▶ **Your instructions**:
Count the lines in the records below that contain the word "this", and give only that number.

|---|

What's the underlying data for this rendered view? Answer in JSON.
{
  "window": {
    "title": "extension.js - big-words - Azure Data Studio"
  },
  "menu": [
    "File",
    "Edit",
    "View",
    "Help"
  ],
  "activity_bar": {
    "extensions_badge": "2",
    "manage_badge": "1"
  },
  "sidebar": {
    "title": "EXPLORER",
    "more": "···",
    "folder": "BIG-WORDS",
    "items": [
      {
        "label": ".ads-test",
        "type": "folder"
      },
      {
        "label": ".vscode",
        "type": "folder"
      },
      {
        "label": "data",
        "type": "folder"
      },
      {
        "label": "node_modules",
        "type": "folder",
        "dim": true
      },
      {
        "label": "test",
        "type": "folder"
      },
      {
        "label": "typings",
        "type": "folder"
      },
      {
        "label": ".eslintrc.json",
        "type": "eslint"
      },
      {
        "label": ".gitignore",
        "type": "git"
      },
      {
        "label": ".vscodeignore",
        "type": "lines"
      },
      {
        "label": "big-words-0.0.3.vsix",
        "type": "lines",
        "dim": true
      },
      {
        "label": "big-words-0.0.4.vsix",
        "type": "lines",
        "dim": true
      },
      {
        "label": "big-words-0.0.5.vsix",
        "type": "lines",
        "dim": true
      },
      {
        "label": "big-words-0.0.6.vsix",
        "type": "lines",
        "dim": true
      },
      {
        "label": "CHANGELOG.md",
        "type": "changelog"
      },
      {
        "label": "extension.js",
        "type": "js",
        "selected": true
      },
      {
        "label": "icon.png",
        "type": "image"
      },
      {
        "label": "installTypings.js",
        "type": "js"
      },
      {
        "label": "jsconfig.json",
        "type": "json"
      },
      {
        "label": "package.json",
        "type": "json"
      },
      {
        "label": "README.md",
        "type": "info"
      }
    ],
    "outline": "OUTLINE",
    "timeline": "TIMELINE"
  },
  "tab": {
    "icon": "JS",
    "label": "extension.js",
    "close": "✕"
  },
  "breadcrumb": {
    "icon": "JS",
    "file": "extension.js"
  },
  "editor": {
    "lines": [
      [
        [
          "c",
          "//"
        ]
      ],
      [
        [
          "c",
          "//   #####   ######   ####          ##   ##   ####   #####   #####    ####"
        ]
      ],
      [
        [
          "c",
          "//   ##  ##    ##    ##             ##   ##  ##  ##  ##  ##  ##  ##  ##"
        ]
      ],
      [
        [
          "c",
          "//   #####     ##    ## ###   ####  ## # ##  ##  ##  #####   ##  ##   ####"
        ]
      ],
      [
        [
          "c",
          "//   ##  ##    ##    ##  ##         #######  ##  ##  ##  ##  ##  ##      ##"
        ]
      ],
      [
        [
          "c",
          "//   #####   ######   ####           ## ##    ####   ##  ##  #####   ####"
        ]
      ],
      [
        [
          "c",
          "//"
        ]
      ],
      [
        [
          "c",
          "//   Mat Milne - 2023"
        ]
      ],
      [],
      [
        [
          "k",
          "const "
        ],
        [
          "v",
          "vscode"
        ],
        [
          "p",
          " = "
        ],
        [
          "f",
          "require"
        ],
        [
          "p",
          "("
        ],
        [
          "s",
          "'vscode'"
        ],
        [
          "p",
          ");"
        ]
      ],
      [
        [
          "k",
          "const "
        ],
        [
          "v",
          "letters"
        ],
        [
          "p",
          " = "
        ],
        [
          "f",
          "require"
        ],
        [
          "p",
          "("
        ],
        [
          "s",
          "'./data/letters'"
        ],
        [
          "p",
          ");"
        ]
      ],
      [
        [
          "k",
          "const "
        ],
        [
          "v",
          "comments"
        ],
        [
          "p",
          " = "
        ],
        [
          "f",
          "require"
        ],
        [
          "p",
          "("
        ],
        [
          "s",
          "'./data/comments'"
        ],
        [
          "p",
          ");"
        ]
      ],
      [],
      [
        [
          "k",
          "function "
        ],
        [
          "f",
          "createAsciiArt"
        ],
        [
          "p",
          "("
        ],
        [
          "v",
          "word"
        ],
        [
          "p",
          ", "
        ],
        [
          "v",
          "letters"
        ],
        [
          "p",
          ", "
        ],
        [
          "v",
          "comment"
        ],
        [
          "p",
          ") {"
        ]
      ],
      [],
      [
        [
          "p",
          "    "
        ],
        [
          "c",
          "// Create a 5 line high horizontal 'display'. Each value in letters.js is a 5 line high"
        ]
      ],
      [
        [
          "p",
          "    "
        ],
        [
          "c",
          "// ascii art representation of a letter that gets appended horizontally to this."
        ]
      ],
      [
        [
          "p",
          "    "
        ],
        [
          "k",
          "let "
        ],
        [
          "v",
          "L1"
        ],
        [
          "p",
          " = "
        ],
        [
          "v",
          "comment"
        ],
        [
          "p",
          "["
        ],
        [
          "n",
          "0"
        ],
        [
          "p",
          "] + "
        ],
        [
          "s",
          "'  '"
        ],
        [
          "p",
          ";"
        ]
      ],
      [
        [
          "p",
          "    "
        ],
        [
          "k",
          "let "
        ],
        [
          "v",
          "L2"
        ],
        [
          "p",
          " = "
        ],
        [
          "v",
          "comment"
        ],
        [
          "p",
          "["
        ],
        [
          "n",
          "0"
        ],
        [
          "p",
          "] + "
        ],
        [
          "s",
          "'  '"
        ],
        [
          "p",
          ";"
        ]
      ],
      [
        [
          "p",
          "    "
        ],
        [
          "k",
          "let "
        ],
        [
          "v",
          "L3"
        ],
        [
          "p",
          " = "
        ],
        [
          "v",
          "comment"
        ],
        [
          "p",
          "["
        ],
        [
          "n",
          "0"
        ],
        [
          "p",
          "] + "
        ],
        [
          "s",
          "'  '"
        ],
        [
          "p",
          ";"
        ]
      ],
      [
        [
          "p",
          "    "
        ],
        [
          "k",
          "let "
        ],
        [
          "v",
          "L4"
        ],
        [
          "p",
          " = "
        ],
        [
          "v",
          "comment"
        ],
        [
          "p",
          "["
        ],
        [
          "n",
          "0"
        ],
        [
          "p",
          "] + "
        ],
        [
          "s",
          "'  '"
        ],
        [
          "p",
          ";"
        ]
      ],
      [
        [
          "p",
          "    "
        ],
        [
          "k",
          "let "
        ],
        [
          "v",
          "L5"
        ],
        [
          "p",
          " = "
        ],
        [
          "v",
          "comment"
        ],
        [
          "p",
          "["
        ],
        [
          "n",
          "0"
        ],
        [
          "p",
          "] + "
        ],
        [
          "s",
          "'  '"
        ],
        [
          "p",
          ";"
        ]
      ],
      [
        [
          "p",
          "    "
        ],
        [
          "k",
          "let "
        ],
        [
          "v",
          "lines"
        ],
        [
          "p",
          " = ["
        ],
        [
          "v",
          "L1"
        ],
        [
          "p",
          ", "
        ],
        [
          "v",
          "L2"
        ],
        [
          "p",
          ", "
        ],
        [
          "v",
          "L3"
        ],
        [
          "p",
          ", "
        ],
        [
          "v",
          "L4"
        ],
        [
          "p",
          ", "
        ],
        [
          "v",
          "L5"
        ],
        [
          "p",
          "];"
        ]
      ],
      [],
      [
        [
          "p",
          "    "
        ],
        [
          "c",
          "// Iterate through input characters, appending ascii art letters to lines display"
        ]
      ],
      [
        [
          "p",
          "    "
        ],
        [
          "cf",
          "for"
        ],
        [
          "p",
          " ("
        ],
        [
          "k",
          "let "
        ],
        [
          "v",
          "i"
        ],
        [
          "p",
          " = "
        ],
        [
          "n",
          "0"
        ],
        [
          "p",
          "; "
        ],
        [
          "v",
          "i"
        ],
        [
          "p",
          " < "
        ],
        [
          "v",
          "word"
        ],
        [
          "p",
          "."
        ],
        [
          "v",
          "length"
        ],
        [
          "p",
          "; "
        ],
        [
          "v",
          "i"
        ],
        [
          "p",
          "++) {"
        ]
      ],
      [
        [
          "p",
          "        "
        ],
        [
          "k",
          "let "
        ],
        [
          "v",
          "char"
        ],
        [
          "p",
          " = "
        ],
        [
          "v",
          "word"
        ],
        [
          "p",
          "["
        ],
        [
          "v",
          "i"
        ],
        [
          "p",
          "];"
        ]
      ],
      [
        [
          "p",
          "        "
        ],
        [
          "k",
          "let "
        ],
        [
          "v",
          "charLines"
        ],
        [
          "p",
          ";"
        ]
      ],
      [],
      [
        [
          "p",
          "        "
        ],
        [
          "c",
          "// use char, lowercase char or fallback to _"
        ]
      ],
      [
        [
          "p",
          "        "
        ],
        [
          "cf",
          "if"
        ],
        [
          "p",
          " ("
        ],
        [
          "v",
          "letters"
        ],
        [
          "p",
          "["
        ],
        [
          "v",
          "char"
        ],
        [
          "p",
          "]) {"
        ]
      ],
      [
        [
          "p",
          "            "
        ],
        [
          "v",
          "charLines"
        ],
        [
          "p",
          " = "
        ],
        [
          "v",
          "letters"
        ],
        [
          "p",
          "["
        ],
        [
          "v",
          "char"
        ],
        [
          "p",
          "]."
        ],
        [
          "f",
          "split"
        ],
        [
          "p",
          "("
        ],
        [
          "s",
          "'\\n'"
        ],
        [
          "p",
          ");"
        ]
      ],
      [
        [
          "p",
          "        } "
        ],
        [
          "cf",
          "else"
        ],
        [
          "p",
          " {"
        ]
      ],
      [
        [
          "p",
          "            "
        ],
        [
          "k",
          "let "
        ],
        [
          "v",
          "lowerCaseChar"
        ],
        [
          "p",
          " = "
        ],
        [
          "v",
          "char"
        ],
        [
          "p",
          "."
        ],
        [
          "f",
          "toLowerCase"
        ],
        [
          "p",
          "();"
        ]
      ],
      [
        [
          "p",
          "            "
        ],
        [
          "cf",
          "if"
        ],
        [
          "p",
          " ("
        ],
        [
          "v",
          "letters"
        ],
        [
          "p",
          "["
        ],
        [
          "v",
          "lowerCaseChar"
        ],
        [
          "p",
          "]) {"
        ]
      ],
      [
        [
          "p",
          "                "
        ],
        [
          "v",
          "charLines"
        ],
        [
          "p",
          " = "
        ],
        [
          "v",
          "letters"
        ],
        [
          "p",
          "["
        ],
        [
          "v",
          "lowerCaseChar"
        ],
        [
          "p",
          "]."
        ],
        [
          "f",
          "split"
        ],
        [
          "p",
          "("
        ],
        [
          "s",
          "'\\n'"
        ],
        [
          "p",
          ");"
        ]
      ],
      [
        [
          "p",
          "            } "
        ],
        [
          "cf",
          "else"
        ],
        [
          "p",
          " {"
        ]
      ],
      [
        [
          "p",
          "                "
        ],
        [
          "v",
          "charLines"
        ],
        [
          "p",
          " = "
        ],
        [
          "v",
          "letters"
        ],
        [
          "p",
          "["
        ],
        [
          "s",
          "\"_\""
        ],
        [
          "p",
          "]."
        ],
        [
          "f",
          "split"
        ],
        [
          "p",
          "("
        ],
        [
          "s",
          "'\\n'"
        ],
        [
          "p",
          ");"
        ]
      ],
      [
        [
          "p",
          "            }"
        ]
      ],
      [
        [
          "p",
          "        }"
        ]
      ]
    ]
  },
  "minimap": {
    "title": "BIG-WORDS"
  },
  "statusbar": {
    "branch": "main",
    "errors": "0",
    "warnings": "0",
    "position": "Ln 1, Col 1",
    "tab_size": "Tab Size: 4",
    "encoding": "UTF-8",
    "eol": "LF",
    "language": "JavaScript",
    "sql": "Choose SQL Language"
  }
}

|---|

▶ **Exercise result**:
2